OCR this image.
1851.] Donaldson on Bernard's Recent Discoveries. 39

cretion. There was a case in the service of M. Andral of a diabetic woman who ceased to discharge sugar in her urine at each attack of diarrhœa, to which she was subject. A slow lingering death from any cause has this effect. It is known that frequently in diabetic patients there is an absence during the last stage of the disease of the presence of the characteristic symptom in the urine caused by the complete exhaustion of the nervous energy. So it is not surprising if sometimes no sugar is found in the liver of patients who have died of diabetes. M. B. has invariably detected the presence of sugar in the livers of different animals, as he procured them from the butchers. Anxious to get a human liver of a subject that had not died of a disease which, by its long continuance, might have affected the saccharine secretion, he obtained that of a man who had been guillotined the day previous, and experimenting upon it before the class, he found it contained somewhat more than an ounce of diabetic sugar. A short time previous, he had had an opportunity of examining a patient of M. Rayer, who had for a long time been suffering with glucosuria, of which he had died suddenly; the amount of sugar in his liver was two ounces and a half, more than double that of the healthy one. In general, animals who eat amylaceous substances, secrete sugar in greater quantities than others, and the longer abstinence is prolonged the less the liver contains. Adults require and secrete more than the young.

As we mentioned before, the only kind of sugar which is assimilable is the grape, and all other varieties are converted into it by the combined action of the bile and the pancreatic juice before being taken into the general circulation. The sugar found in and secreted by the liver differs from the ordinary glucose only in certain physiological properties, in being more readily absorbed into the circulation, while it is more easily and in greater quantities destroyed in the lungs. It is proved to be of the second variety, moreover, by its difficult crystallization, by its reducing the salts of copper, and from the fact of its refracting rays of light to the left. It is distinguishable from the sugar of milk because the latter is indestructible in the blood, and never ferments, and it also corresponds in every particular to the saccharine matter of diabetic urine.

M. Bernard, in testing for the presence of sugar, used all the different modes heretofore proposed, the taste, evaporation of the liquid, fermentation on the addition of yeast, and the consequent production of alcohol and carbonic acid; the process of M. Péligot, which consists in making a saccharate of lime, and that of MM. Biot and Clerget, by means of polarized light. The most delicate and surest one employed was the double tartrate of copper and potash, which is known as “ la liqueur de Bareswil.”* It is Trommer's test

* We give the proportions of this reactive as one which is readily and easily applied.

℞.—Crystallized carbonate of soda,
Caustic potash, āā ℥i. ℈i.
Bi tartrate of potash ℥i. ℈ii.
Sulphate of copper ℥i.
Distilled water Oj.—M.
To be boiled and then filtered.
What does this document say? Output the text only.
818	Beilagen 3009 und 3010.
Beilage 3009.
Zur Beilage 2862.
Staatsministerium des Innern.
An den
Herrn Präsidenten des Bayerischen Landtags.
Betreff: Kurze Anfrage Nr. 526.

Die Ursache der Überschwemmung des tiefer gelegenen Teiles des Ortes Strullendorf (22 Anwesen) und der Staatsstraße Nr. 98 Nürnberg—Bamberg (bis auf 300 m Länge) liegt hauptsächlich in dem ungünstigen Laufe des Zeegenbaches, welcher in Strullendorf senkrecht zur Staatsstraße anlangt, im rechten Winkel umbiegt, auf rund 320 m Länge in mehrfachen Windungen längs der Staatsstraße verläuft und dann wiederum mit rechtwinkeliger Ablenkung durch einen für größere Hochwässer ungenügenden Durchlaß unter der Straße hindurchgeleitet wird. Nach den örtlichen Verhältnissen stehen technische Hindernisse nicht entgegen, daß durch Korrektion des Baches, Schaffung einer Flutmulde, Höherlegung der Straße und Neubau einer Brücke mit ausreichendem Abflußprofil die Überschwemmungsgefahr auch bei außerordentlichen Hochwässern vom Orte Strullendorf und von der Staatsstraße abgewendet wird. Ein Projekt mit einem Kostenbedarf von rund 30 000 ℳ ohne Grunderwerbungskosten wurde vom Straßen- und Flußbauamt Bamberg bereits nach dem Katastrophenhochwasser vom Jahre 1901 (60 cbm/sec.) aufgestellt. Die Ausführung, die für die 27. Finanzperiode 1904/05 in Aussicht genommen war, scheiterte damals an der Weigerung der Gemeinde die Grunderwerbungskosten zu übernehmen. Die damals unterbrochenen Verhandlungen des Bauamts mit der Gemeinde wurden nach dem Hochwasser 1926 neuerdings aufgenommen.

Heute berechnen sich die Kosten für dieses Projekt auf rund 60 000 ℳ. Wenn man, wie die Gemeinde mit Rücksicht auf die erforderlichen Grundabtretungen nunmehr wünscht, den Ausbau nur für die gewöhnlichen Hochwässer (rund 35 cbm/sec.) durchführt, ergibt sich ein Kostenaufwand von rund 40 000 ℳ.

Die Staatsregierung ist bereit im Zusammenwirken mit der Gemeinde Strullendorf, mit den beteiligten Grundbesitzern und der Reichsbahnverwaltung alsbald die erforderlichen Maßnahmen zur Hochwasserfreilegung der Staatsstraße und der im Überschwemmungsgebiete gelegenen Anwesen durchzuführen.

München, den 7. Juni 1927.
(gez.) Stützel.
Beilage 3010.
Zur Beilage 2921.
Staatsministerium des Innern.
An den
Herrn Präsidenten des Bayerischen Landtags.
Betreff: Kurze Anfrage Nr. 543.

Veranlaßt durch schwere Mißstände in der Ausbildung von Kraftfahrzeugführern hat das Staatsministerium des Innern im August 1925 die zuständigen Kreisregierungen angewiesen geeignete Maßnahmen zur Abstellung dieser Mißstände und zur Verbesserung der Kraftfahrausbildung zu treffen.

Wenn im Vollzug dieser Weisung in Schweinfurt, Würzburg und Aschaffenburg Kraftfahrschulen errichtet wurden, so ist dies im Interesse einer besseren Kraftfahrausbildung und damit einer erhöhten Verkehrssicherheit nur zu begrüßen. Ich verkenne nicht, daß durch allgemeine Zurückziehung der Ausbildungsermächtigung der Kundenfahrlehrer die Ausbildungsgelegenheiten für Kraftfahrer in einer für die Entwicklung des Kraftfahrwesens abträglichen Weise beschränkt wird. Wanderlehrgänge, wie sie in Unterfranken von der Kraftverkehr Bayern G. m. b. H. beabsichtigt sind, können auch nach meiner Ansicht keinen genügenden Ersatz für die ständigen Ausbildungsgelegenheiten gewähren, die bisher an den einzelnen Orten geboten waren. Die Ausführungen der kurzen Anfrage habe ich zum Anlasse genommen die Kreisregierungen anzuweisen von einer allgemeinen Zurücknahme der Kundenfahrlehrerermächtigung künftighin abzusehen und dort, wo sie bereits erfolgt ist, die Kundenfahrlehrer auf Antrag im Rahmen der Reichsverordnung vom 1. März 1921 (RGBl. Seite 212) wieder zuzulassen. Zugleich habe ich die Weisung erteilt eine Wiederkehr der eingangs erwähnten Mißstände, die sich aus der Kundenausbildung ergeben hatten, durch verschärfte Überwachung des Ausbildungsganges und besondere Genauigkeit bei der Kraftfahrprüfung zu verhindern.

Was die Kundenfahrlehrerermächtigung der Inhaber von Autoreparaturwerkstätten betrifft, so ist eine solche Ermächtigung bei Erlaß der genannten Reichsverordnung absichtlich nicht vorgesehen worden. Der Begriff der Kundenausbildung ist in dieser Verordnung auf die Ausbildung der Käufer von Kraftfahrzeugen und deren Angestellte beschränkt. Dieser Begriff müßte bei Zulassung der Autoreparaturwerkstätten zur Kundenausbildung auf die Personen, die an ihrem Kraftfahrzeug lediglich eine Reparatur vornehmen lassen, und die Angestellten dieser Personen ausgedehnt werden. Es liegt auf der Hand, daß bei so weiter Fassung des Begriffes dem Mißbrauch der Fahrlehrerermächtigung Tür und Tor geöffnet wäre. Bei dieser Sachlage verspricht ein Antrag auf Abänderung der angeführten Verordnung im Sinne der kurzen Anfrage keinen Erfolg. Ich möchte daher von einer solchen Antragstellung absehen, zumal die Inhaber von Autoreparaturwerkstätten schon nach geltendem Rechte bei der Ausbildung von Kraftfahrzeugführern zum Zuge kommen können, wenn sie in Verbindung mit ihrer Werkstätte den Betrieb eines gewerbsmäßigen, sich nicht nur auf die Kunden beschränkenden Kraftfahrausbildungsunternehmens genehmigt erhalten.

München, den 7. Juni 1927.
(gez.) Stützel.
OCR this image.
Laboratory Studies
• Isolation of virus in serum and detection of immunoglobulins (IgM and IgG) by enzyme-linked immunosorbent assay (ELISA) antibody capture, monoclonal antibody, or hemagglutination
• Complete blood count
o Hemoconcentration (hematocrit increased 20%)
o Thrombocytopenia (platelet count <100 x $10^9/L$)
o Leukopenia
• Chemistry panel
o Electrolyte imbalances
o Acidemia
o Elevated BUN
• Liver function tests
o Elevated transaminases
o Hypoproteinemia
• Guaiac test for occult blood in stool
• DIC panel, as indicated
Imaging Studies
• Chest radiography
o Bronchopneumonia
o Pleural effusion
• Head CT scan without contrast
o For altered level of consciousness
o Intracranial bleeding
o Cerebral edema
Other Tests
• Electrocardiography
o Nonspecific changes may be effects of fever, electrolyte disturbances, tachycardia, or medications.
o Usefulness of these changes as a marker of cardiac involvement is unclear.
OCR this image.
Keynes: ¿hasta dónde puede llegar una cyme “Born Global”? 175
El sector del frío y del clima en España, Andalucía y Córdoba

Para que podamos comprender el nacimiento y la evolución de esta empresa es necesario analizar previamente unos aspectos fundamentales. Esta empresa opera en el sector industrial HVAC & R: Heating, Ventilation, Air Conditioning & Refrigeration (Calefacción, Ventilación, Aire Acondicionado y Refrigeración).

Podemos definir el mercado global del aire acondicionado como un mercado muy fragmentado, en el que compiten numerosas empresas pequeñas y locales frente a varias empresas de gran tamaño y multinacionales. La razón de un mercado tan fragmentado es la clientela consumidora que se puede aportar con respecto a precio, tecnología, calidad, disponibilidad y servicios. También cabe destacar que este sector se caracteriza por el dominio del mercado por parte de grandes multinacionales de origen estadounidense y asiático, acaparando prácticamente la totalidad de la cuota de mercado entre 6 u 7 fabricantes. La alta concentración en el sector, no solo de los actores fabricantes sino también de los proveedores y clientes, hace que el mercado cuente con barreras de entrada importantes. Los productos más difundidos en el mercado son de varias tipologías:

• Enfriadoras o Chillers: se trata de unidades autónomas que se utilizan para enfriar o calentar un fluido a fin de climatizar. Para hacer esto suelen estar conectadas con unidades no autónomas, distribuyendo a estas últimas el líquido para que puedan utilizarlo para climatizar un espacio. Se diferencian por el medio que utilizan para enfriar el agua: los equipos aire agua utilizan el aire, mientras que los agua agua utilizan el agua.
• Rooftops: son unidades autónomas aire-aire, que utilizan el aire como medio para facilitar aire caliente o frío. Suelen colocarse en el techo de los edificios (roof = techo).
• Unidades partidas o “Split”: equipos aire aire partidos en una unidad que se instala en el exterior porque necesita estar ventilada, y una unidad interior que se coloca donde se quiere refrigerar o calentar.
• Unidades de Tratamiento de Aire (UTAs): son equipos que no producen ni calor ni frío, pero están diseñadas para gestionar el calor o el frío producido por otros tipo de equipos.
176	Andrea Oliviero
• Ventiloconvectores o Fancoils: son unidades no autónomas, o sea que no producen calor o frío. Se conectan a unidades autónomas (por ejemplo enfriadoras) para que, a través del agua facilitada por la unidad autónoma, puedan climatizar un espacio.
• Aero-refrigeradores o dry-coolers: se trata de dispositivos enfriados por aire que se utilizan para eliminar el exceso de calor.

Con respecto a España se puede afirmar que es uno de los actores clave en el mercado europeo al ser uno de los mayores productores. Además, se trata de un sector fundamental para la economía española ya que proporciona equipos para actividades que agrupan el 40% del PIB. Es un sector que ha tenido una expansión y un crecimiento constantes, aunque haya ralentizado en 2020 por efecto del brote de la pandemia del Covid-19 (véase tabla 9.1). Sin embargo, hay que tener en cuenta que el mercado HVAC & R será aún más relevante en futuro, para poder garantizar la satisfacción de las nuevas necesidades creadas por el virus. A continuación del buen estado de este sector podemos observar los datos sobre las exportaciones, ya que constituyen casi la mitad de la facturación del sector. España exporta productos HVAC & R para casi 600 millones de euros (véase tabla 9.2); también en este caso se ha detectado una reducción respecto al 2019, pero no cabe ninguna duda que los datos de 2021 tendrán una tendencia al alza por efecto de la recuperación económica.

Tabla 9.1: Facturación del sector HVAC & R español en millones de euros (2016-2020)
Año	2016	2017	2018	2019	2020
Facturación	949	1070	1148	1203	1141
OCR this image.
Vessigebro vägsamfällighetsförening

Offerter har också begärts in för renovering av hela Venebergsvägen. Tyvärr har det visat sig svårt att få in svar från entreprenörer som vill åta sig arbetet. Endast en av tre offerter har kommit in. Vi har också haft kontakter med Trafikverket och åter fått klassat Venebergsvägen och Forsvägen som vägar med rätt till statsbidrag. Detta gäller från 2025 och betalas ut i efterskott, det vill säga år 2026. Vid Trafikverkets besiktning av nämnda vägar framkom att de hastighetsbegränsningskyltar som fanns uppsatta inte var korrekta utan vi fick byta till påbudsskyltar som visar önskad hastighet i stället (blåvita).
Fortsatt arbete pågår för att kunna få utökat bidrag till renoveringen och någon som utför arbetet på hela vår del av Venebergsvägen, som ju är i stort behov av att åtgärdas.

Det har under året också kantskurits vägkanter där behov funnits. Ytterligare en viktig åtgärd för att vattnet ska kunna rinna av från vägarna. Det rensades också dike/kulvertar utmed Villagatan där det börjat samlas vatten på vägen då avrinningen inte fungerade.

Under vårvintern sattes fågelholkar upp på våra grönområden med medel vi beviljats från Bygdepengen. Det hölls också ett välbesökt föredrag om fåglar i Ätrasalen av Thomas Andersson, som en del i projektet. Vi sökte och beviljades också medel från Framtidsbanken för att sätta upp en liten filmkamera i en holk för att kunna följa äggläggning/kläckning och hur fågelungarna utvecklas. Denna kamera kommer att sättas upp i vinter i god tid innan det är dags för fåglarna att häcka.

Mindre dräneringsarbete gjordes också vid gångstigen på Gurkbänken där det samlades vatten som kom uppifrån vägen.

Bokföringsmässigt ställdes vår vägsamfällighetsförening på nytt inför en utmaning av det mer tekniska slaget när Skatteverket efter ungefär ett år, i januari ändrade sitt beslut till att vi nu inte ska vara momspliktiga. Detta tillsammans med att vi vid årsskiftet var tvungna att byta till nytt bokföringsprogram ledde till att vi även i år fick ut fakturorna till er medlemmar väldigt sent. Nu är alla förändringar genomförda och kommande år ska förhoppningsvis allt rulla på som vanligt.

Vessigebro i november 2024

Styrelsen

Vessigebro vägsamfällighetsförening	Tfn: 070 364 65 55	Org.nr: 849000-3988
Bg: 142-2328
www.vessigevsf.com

=====

**EXERCISE PROMPT**: Find all lines in the records that hold the word "Elevated". Copy them.

**SOLUTION TO THE EXERCISE**:
o Elevated BUN
o Elevated transaminases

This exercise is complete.